## start Data records

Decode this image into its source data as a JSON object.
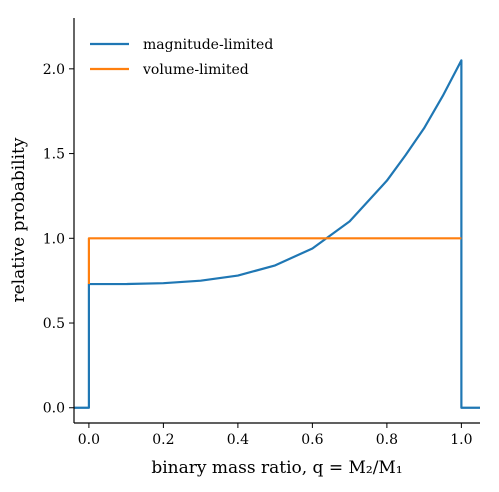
{
  "chart_data": {
    "type": "line",
    "title": "",
    "xlabel": "binary mass ratio, q = M₂/M₁",
    "ylabel": "relative probability",
    "xlim": [
      -0.04,
      1.05
    ],
    "ylim": [
      -0.09,
      2.3
    ],
    "x_ticks": [
      "0.0",
      "0.2",
      "0.4",
      "0.6",
      "0.8",
      "1.0"
    ],
    "y_ticks": [
      "0.0",
      "0.5",
      "1.0",
      "1.5",
      "2.0"
    ],
    "grid": false,
    "legend_position": "top-left",
    "series": [
      {
        "name": "magnitude-limited",
        "color": "#1f77b4",
        "x": [
          -0.04,
          0.0,
          0.0,
          0.1,
          0.2,
          0.3,
          0.4,
          0.5,
          0.6,
          0.7,
          0.8,
          0.85,
          0.9,
          0.95,
          1.0,
          1.0,
          1.05
        ],
        "y": [
          0.0,
          0.0,
          0.73,
          0.73,
          0.735,
          0.75,
          0.78,
          0.84,
          0.94,
          1.1,
          1.34,
          1.49,
          1.65,
          1.84,
          2.05,
          0.0,
          0.0
        ]
      },
      {
        "name": "volume-limited",
        "color": "#ff7f0e",
        "x": [
          0.0,
          0.0,
          1.0
        ],
        "y": [
          0.73,
          1.0,
          1.0
        ]
      }
    ]
  }
}
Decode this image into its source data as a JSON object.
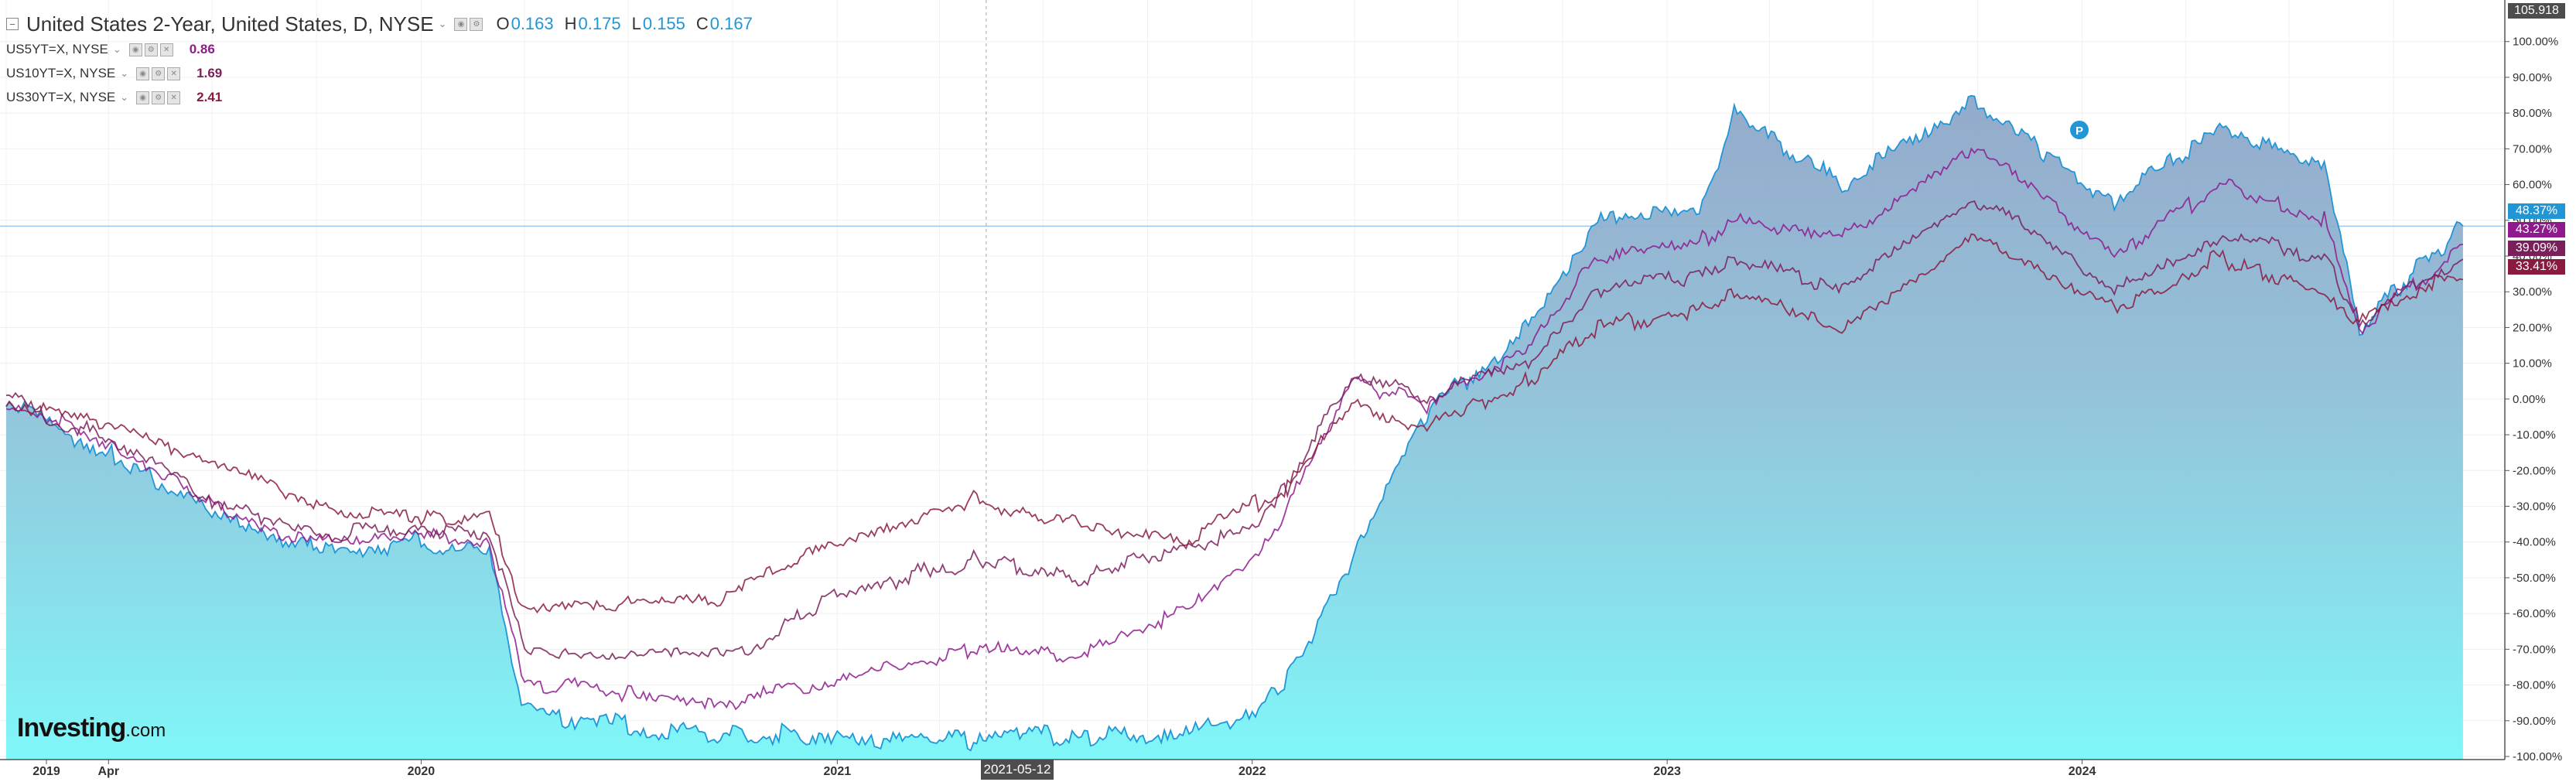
{
  "legend": {
    "main_title": "United States 2-Year, United States, D, NYSE",
    "ohlc": [
      {
        "key": "O",
        "value": "0.163"
      },
      {
        "key": "H",
        "value": "0.175"
      },
      {
        "key": "L",
        "value": "0.155"
      },
      {
        "key": "C",
        "value": "0.167"
      }
    ],
    "series": [
      {
        "label": "US5YT=X, NYSE",
        "value": "0.86",
        "color": "#8e1a8e"
      },
      {
        "label": "US10YT=X, NYSE",
        "value": "1.69",
        "color": "#7b1f5a"
      },
      {
        "label": "US30YT=X, NYSE",
        "value": "2.41",
        "color": "#8b1a40"
      }
    ]
  },
  "logo": {
    "brand": "Investing",
    "suffix": ".com"
  },
  "crosshair": {
    "date_label": "2021-05-12"
  },
  "price_axis": {
    "top_value": "105.918",
    "ticks": [
      "100.00%",
      "90.00%",
      "80.00%",
      "70.00%",
      "60.00%",
      "50.00%",
      "40.00%",
      "30.00%",
      "20.00%",
      "10.00%",
      "0.00%",
      "-10.00%",
      "-20.00%",
      "-30.00%",
      "-40.00%",
      "-50.00%",
      "-60.00%",
      "-70.00%",
      "-80.00%",
      "-90.00%",
      "-100.00%"
    ]
  },
  "time_axis": {
    "labels": [
      "2019",
      "Apr",
      "2020",
      "2021",
      "2022",
      "2023",
      "2024"
    ]
  },
  "last_value_tags": [
    {
      "text": "48.37%",
      "color": "#2196d7"
    },
    {
      "text": "43.27%",
      "color": "#8e1a8e"
    },
    {
      "text": "39.09%",
      "color": "#7b1f5a"
    },
    {
      "text": "33.41%",
      "color": "#8b1a40"
    }
  ],
  "chart_data": {
    "type": "area",
    "x_range": [
      "2019-01",
      "2024-12"
    ],
    "y_unit": "% change",
    "ylim": [
      -105,
      106
    ],
    "series": [
      {
        "name": "United States 2-Year",
        "style": "area",
        "color": "#2196d7",
        "x": [
          "2019-01",
          "2019-04",
          "2019-07",
          "2019-10",
          "2020-01",
          "2020-03",
          "2020-04",
          "2020-07",
          "2020-10",
          "2021-01",
          "2021-05",
          "2021-08",
          "2021-11",
          "2022-01",
          "2022-02",
          "2022-04",
          "2022-06",
          "2022-09",
          "2022-11",
          "2023-02",
          "2023-03",
          "2023-06",
          "2023-10",
          "2023-12",
          "2024-02",
          "2024-05",
          "2024-08",
          "2024-09",
          "2024-11",
          "2024-12"
        ],
        "y": [
          0,
          -15,
          -32,
          -42,
          -40,
          -42,
          -88,
          -92,
          -93,
          -94,
          -95,
          -94,
          -93,
          -88,
          -78,
          -45,
          -5,
          20,
          50,
          55,
          80,
          60,
          83,
          68,
          55,
          75,
          65,
          20,
          40,
          48.37
        ]
      },
      {
        "name": "US5YT=X",
        "style": "line",
        "color": "#8e1a8e",
        "x": [
          "2019-01",
          "2019-04",
          "2019-07",
          "2019-10",
          "2020-01",
          "2020-03",
          "2020-04",
          "2020-07",
          "2020-10",
          "2021-01",
          "2021-05",
          "2021-08",
          "2021-11",
          "2022-01",
          "2022-02",
          "2022-04",
          "2022-06",
          "2022-09",
          "2022-11",
          "2023-02",
          "2023-03",
          "2023-06",
          "2023-10",
          "2023-12",
          "2024-02",
          "2024-05",
          "2024-08",
          "2024-09",
          "2024-11",
          "2024-12"
        ],
        "y": [
          0,
          -12,
          -30,
          -40,
          -38,
          -40,
          -80,
          -82,
          -85,
          -78,
          -70,
          -72,
          -60,
          -45,
          -30,
          5,
          -2,
          15,
          40,
          45,
          50,
          45,
          70,
          55,
          40,
          60,
          50,
          20,
          35,
          43.27
        ]
      },
      {
        "name": "US10YT=X",
        "style": "line",
        "color": "#7b1f5a",
        "x": [
          "2019-01",
          "2019-04",
          "2019-07",
          "2019-10",
          "2020-01",
          "2020-03",
          "2020-04",
          "2020-07",
          "2020-10",
          "2021-01",
          "2021-05",
          "2021-08",
          "2021-11",
          "2022-01",
          "2022-02",
          "2022-04",
          "2022-06",
          "2022-09",
          "2022-11",
          "2023-02",
          "2023-03",
          "2023-06",
          "2023-10",
          "2023-12",
          "2024-02",
          "2024-05",
          "2024-08",
          "2024-09",
          "2024-11",
          "2024-12"
        ],
        "y": [
          0,
          -11,
          -28,
          -38,
          -36,
          -38,
          -70,
          -72,
          -72,
          -55,
          -45,
          -50,
          -42,
          -35,
          -25,
          8,
          0,
          10,
          30,
          35,
          40,
          30,
          55,
          45,
          30,
          45,
          40,
          22,
          35,
          39.09
        ]
      },
      {
        "name": "US30YT=X",
        "style": "line",
        "color": "#8b1a40",
        "x": [
          "2019-01",
          "2019-04",
          "2019-07",
          "2019-10",
          "2020-01",
          "2020-03",
          "2020-04",
          "2020-07",
          "2020-10",
          "2021-01",
          "2021-05",
          "2021-08",
          "2021-11",
          "2022-01",
          "2022-02",
          "2022-04",
          "2022-06",
          "2022-09",
          "2022-11",
          "2023-02",
          "2023-03",
          "2023-06",
          "2023-10",
          "2023-12",
          "2024-02",
          "2024-05",
          "2024-08",
          "2024-09",
          "2024-11",
          "2024-12"
        ],
        "y": [
          0,
          -8,
          -18,
          -30,
          -34,
          -32,
          -60,
          -58,
          -55,
          -40,
          -28,
          -35,
          -40,
          -30,
          -25,
          0,
          -8,
          5,
          20,
          25,
          30,
          20,
          45,
          35,
          25,
          40,
          30,
          22,
          32,
          33.41
        ]
      }
    ]
  }
}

## end Data records

Look through the data above. Each line containing the word "text" needs to be copied.

      "text": "48.37%",
      "text": "43.27%",
      "text": "39.09%",
      "text": "33.41%",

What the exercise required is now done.